◆ Work instructions
Say how many lines include "castellano", with no words around the number.

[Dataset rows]
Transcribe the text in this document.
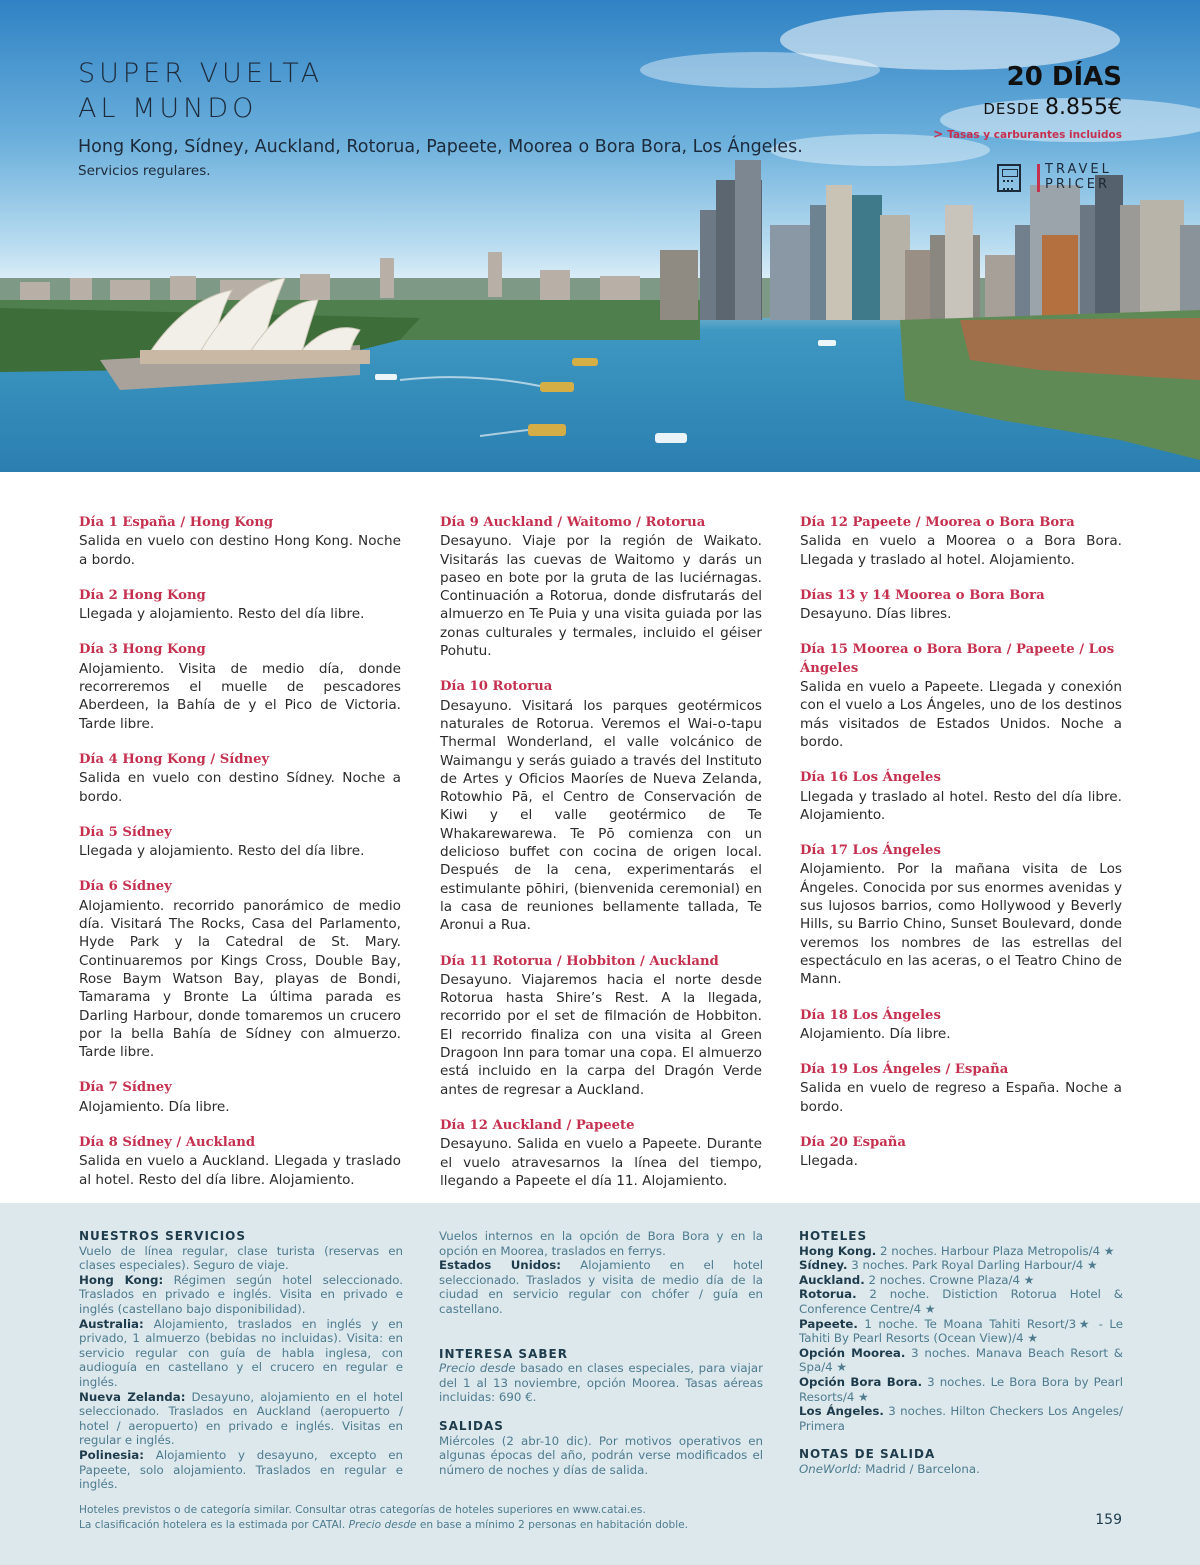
SUPER VUELTA
AL MUNDO

Hong Kong, Sídney, Auckland, Rotorua, Papeete, Moorea o Bora Bora, Los Ángeles.

Servicios regulares.

20 DÍAS
DESDE 8.855€
> Tasas y carburantes incluidos
TRAVEL
PRICER
Día 1 España / Hong Kong

Salida en vuelo con destino Hong Kong. Noche a bordo.

Día 2 Hong Kong

Llegada y alojamiento. Resto del día libre.

Día 3 Hong Kong

Alojamiento. Visita de medio día, donde recorreremos el muelle de pescadores Aberdeen, la Bahía de y el Pico de Victoria. Tarde libre.

Día 4 Hong Kong / Sídney

Salida en vuelo con destino Sídney. Noche a bordo.

Día 5 Sídney

Llegada y alojamiento. Resto del día libre.

Día 6 Sídney

Alojamiento. recorrido panorámico de medio día. Visitará The Rocks, Casa del Parlamento, Hyde Park y la Catedral de St. Mary. Continuaremos por Kings Cross, Double Bay, Rose Baym Watson Bay, playas de Bondi, Tamarama y Bronte La última parada es Darling Harbour, donde tomaremos un crucero por la bella Bahía de Sídney con almuerzo. Tarde libre.

Día 7 Sídney

Alojamiento. Día libre.

Día 8 Sídney / Auckland

Salida en vuelo a Auckland. Llegada y traslado al hotel. Resto del día libre. Alojamiento.

Día 9 Auckland / Waitomo / Rotorua

Desayuno. Viaje por la región de Waikato. Visitarás las cuevas de Waitomo y darás un paseo en bote por la gruta de las luciérnagas. Continuación a Rotorua, donde disfrutarás del almuerzo en Te Puia y una visita guiada por las zonas culturales y termales, incluido el géiser Pohutu.

Día 10 Rotorua

Desayuno. Visitará los parques geotérmicos naturales de Rotorua. Veremos el Wai-o-tapu Thermal Wonderland, el valle volcánico de Waimangu y serás guiado a través del Instituto de Artes y Oficios Maoríes de Nueva Zelanda, Rotowhio Pā, el Centro de Conservación de Kiwi y el valle geotérmico de Te Whakarewarewa. Te Pō comienza con un delicioso buffet con cocina de origen local. Después de la cena, experimentarás el estimulante pōhiri, (bienvenida ceremonial) en la casa de reuniones bellamente tallada, Te Aronui a Rua.

Día 11 Rotorua / Hobbiton / Auckland

Desayuno. Viajaremos hacia el norte desde Rotorua hasta Shire’s Rest. A la llegada, recorrido por el set de filmación de Hobbiton. El recorrido finaliza con una visita al Green Dragoon Inn para tomar una copa. El almuerzo está incluido en la carpa del Dragón Verde antes de regresar a Auckland.

Día 12 Auckland / Papeete

Desayuno. Salida en vuelo a Papeete. Durante el vuelo atravesarnos la línea del tiempo, llegando a Papeete el día 11. Alojamiento.

Día 12 Papeete / Moorea o Bora Bora

Salida en vuelo a Moorea o a Bora Bora. Llegada y traslado al hotel. Alojamiento.

Días 13 y 14 Moorea o Bora Bora

Desayuno. Días libres.

Día 15 Moorea o Bora Bora / Papeete / Los Ángeles

Salida en vuelo a Papeete. Llegada y conexión con el vuelo a Los Ángeles, uno de los destinos más visitados de Estados Unidos. Noche a bordo.

Día 16 Los Ángeles

Llegada y traslado al hotel. Resto del día libre. Alojamiento.

Día 17 Los Ángeles

Alojamiento. Por la mañana visita de Los Ángeles. Conocida por sus enormes avenidas y sus lujosos barrios, como Hollywood y Beverly Hills, su Barrio Chino, Sunset Boulevard, donde veremos los nombres de las estrellas del espectáculo en las aceras, o el Teatro Chino de Mann.

Día 18 Los Ángeles

Alojamiento. Día libre.

Día 19 Los Ángeles / España

Salida en vuelo de regreso a España. Noche a bordo.

Día 20 España

Llegada.

NUESTROS SERVICIOS

Vuelo de línea regular, clase turista (reservas en clases especiales). Seguro de viaje.

Hong Kong: Régimen según hotel seleccionado. Traslados en privado e inglés. Visita en privado e inglés (castellano bajo disponibilidad).

Australia: Alojamiento, traslados en inglés y en privado, 1 almuerzo (bebidas no incluidas). Visita: en servicio regular con guía de habla inglesa, con audioguía en castellano y el crucero en regular e inglés.

Nueva Zelanda: Desayuno, alojamiento en el hotel seleccionado. Traslados en Auckland (aeropuerto / hotel / aeropuerto) en privado e inglés. Visitas en regular e inglés.

Polinesia: Alojamiento y desayuno, excepto en Papeete, solo alojamiento. Traslados en regular e inglés.

Vuelos internos en la opción de Bora Bora y en la opción en Moorea, traslados en ferrys.

Estados Unidos: Alojamiento en el hotel seleccionado. Traslados y visita de medio día de la ciudad en servicio regular con chófer / guía en castellano.

INTERESA SABER

Precio desde basado en clases especiales, para viajar del 1 al 13 noviembre, opción Moorea. Tasas aéreas incluidas: 690 €.

SALIDAS

Miércoles (2 abr-10 dic). Por motivos operativos en algunas épocas del año, podrán verse modificados el número de noches y días de salida.

HOTELES

Hong Kong. 2 noches. Harbour Plaza Metropolis/4 ★

Sídney. 3 noches. Park Royal Darling Harbour/4 ★

Auckland. 2 noches. Crowne Plaza/4 ★

Rotorua. 2 noche. Distiction Rotorua Hotel & Conference Centre/4 ★

Papeete. 1 noche. Te Moana Tahiti Resort/3★ - Le Tahiti By Pearl Resorts (Ocean View)/4 ★

Opción Moorea. 3 noches. Manava Beach Resort & Spa/4 ★

Opción Bora Bora. 3 noches. Le Bora Bora by Pearl Resorts/4 ★

Los Ángeles. 3 noches. Hilton Checkers Los Angeles/ Primera

NOTAS DE SALIDA

OneWorld: Madrid / Barcelona.

Hoteles previstos o de categoría similar. Consultar otras categorías de hoteles superiores en www.catai.es.
La clasificación hotelera es la estimada por CATAI. Precio desde en base a mínimo 2 personas en habitación doble.	159
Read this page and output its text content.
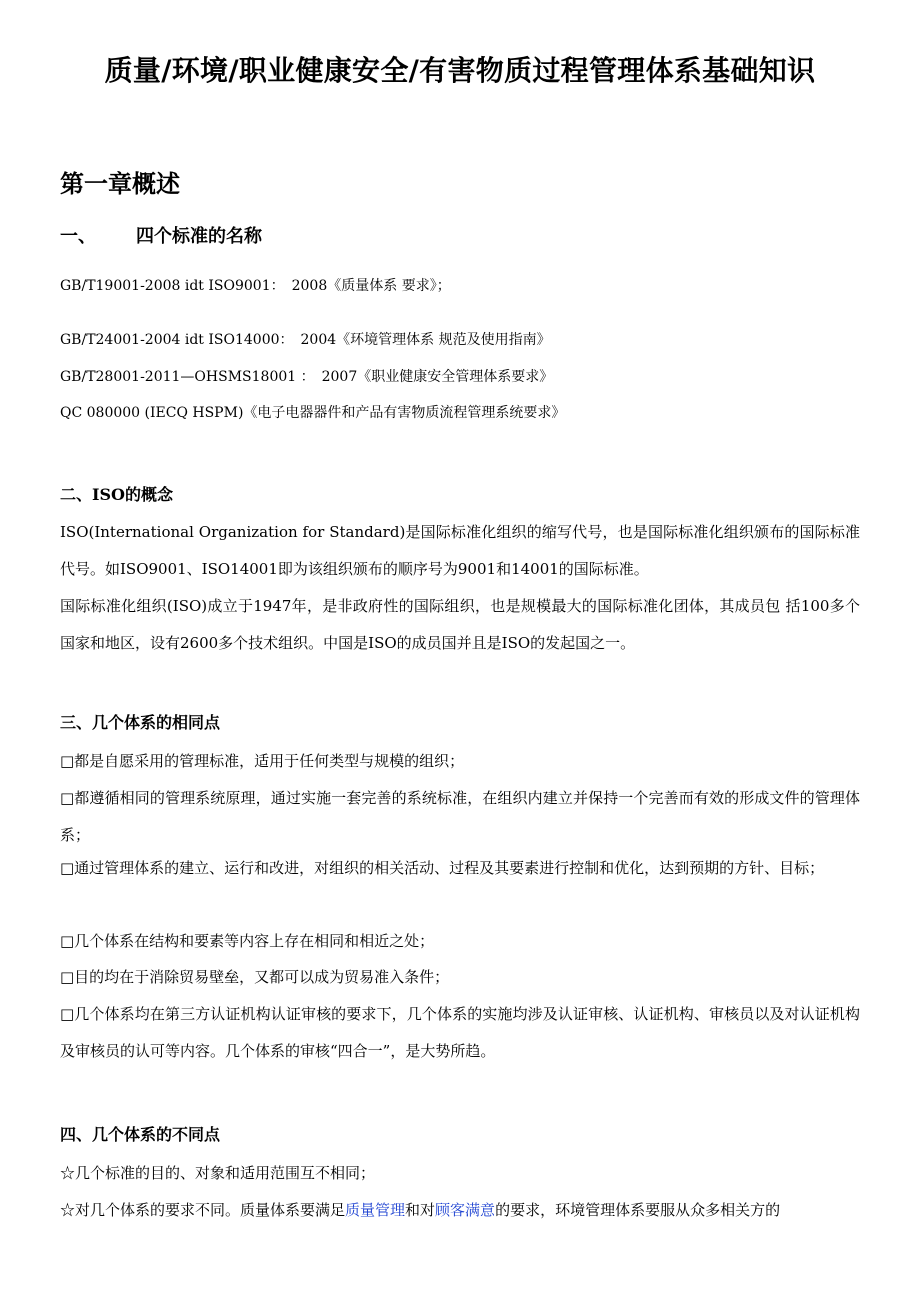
质量/环境/职业健康安全/有害物质过程管理体系基础知识
第一章概述
一、 四个标准的名称
GB/T19001-2008 idt ISO9001：　2008《质量体系 要求》；
GB/T24001-2004 idt ISO14000：　2004《环境管理体系 规范及使用指南》
GB/T28001-2011—OHSMS18001 ：　2007《职业健康安全管理体系要求》
QC 080000 (IECQ HSPM)《电子电器器件和产品有害物质流程管理系统要求》
二、ISO的概念
ISO(International Organization for Standard)是国际标准化组织的缩写代号，也是国际标准化组织颁布的国际标准 代号。如ISO9001、ISO14001即为该组织颁布的顺序号为9001和14001的国际标准。
国际标准化组织(ISO)成立于1947年，是非政府性的国际组织，也是规模最大的国际标准化团体，其成员包 括100多个国家和地区，设有2600多个技术组织。中国是ISO的成员国并且是ISO的发起国之一。
三、几个体系的相同点
□都是自愿采用的管理标准，适用于任何类型与规模的组织；
□都遵循相同的管理系统原理，通过实施一套完善的系统标准，在组织内建立并保持一个完善而有效的形成文件的管理体系；
□通过管理体系的建立、运行和改进，对组织的相关活动、过程及其要素进行控制和优化，达到预期的方针、目标；
□几个体系在结构和要素等内容上存在相同和相近之处；
□目的均在于消除贸易壁垒，又都可以成为贸易准入条件；
□几个体系均在第三方认证机构认证审核的要求下，几个体系的实施均涉及认证审核、认证机构、审核员以及对认证机构及审核员的认可等内容。几个体系的审核“四合一”，是大势所趋。
四、几个体系的不同点
☆几个标准的目的、对象和适用范围互不相同；
☆对几个体系的要求不同。质量体系要满足质量管理和对顾客满意的要求，环境管理体系要服从众多相关方的
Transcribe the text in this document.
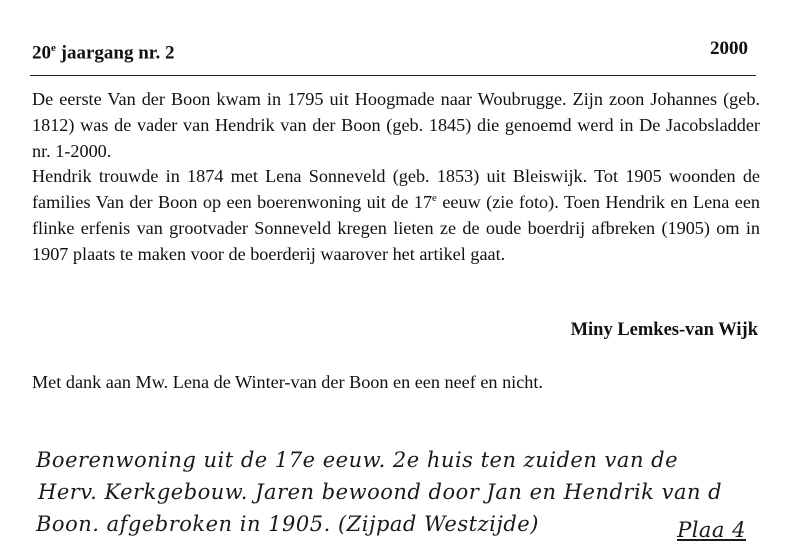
20e jaargang nr. 2	2000

De eerste Van der Boon kwam in 1795 uit Hoogmade naar Woubrugge. Zijn zoon Johannes (geb. 1812) was de vader van Hendrik van der Boon (geb. 1845) die genoemd werd in De Jacobsladder nr. 1-2000.

Hendrik trouwde in 1874 met Lena Sonneveld (geb. 1853) uit Bleiswijk. Tot 1905 woonden de families Van der Boon op een boerenwoning uit de 17e eeuw (zie foto). Toen Hendrik en Lena een flinke erfenis van grootvader Sonneveld kregen lieten ze de oude boerdrij afbreken (1905) om in 1907 plaats te maken voor de boerderij waarover het artikel gaat.

Miny Lemkes-van Wijk
Met dank aan Mw. Lena de Winter-van der Boon en een neef en nicht.
Boerenwoning uit de 17e eeuw. 2e huis ten zuiden van de
Herv. Kerkgebouw. Jaren bewoond door Jan en Hendrik van d
Boon. afgebroken in 1905. (Zijpad Westzijde)	Plaa 4
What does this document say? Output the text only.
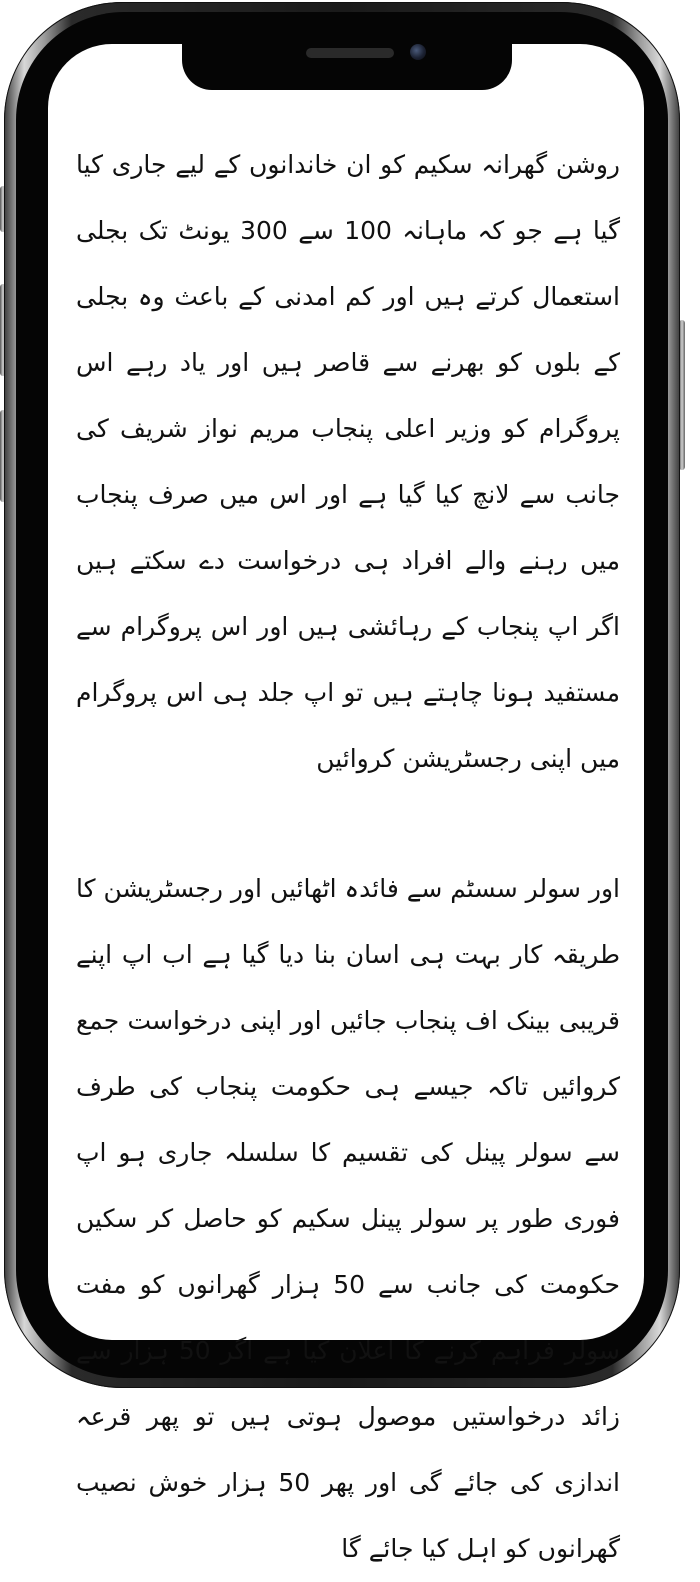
روشن گھرانہ سکیم کو ان خاندانوں کے لیے جاری کیا گیا ہے جو کہ ماہانہ 100 سے 300 یونٹ تک بجلی استعمال کرتے ہیں اور کم امدنی کے باعث وہ بجلی کے بلوں کو بھرنے سے قاصر ہیں اور یاد رہے اس پروگرام کو وزیر اعلی پنجاب مریم نواز شریف کی جانب سے لانچ کیا گیا ہے اور اس میں صرف پنجاب میں رہنے والے افراد ہی درخواست دے سکتے ہیں اگر اپ پنجاب کے رہائشی ہیں اور اس پروگرام سے مستفید ہونا چاہتے ہیں تو اپ جلد ہی اس پروگرام میں اپنی رجسٹریشن کروائیں

اور سولر سسٹم سے فائدہ اٹھائیں اور رجسٹریشن کا طریقہ کار بہت ہی اسان بنا دیا گیا ہے اب اپ اپنے قریبی بینک اف پنجاب جائیں اور اپنی درخواست جمع کروائیں تاکہ جیسے ہی حکومت پنجاب کی طرف سے سولر پینل کی تقسیم کا سلسلہ جاری ہو اپ فوری طور پر سولر پینل سکیم کو حاصل کر سکیں حکومت کی جانب سے 50 ہزار گھرانوں کو مفت سولر فراہم کرنے کا اعلان کیا ہے اگر 50 ہزار سے زائد درخواستیں موصول ہوتی ہیں تو پھر قرعہ اندازی کی جائے گی اور پھر 50 ہزار خوش نصیب گھرانوں کو اہل کیا جائے گا
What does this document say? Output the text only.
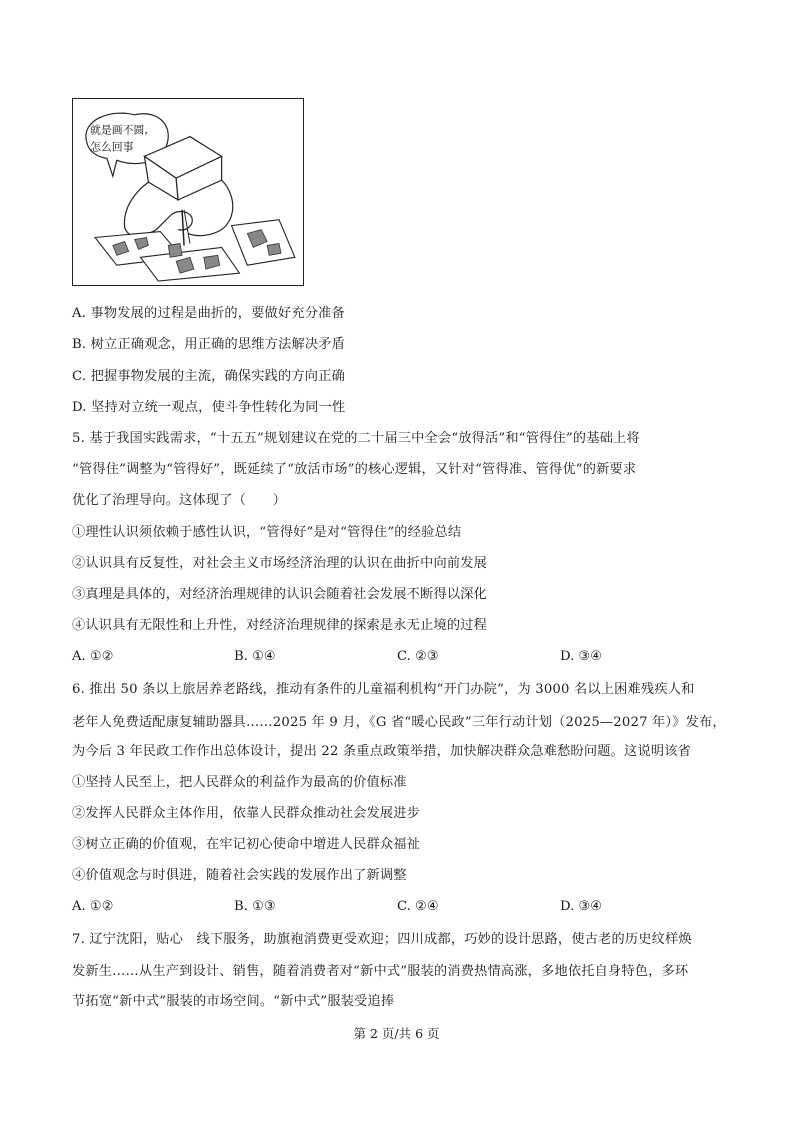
就是画不圆,
怎么回事
A. 事物发展的过程是曲折的，要做好充分准备
B. 树立正确观念，用正确的思维方法解决矛盾
C. 把握事物发展的主流，确保实践的方向正确
D. 坚持对立统一观点，使斗争性转化为同一性
5. 基于我国实践需求，“十五五”规划建议在党的二十届三中全会“放得活”和“管得住”的基础上将
“管得住”调整为“管得好”，既延续了“放活市场”的核心逻辑，又针对“管得准、管得优”的新要求
优化了治理导向。这体现了（　　）
①理性认识须依赖于感性认识，“管得好”是对“管得住”的经验总结
②认识具有反复性，对社会主义市场经济治理的认识在曲折中向前发展
③真理是具体的，对经济治理规律的认识会随着社会发展不断得以深化
④认识具有无限性和上升性，对经济治理规律的探索是永无止境的过程
A. ①②	B. ①④	C. ②③	D. ③④
6. 推出 50 条以上旅居养老路线，推动有条件的儿童福利机构“开门办院”，为 3000 名以上困难残疾人和
老年人免费适配康复辅助器具……2025 年 9 月，《G 省“暖心民政”三年行动计划（2025—2027 年）》发布，
为今后 3 年民政工作作出总体设计，提出 22 条重点政策举措，加快解决群众急难愁盼问题。这说明该省
①坚持人民至上，把人民群众的利益作为最高的价值标准
②发挥人民群众主体作用，依靠人民群众推动社会发展进步
③树立正确的价值观，在牢记初心使命中增进人民群众福祉
④价值观念与时俱进，随着社会实践的发展作出了新调整
A. ①②	B. ①③	C. ②④	D. ③④
7. 辽宁沈阳，贴心　线下服务，助旗袍消费更受欢迎；四川成都，巧妙的设计思路，使古老的历史纹样焕
发新生……从生产到设计、销售，随着消费者对“新中式”服装的消费热情高涨，多地依托自身特色，多环
节拓宽“新中式”服装的市场空间。“新中式”服装受追捧
第 2 页/共 6 页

◆ Full answer
3